## Exercise requirements
Pick out and copy every line below that has the word "partits".

## Source records
(begin)

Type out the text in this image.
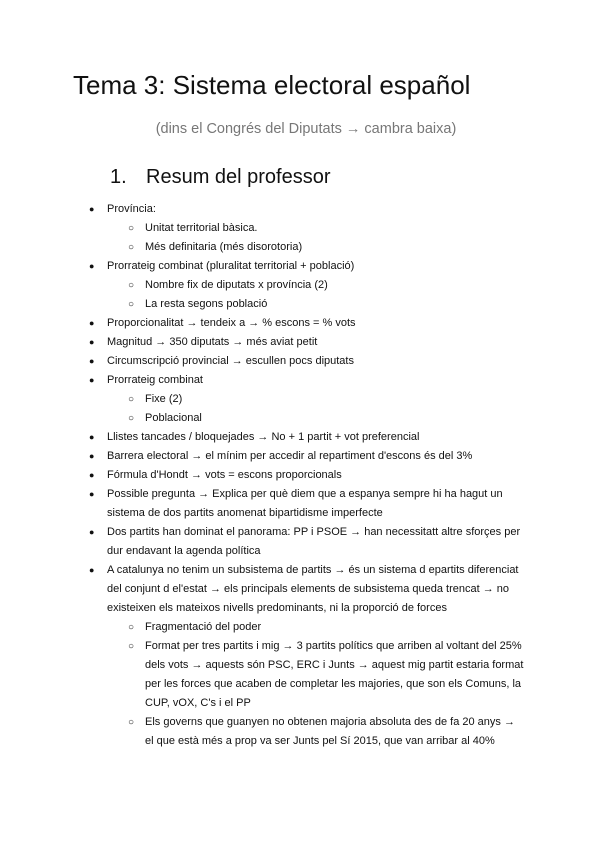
Tema 3: Sistema electoral español

(dins el Congrés del Diputats → cambra baixa)

1. Resum del professor
● Província:
○ Unitat territorial bàsica.
○ Més definitaria (més disorotoria)
● Prorrateig combinat (pluralitat territorial + població)
○ Nombre fix de diputats x província (2)
○ La resta segons població
● Proporcionalitat → tendeix a → % escons = % vots
● Magnitud → 350 diputats → més aviat petit
● Circumscripció provincial → escullen pocs diputats
● Prorrateig combinat
○ Fixe (2)
○ Poblacional
● Llistes tancades / bloquejades → No + 1 partit + vot preferencial
● Barrera electoral → el mínim per accedir al repartiment d'escons és del 3%
● Fórmula d'Hondt → vots = escons proporcionals
● Possible pregunta → Explica per què diem que a espanya sempre hi ha hagut un
sistema de dos partits anomenat bipartidisme imperfecte
● Dos partits han dominat el panorama: PP i PSOE → han necessitatt altre sforçes per
dur endavant la agenda política
● A catalunya no tenim un subsistema de partits → és un sistema d epartits diferenciat
del conjunt d el'estat → els principals elements de subsistema queda trencat → no
existeixen els mateixos nivells predominants, ni la proporció de forces
○ Fragmentació del poder
○ Format per tres partits i mig → 3 partits polítics que arriben al voltant del 25%
dels vots → aquests són PSC, ERC i Junts → aquest mig partit estaria format
per les forces que acaben de completar les majories, que son els Comuns, la
CUP, vOX, C's i el PP
○ Els governs que guanyen no obtenen majoria absoluta des de fa 20 anys →
el que està més a prop va ser Junts pel Sí 2015, que van arribar al 40%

(end)

## Written reply
sistema de dos partits anomenat bipartidisme imperfecte
● Dos partits han dominat el panorama: PP i PSOE → han necessitatt altre sforçes per
● A catalunya no tenim un subsistema de partits → és un sistema d epartits diferenciat
○ Format per tres partits i mig → 3 partits polítics que arriben al voltant del 25%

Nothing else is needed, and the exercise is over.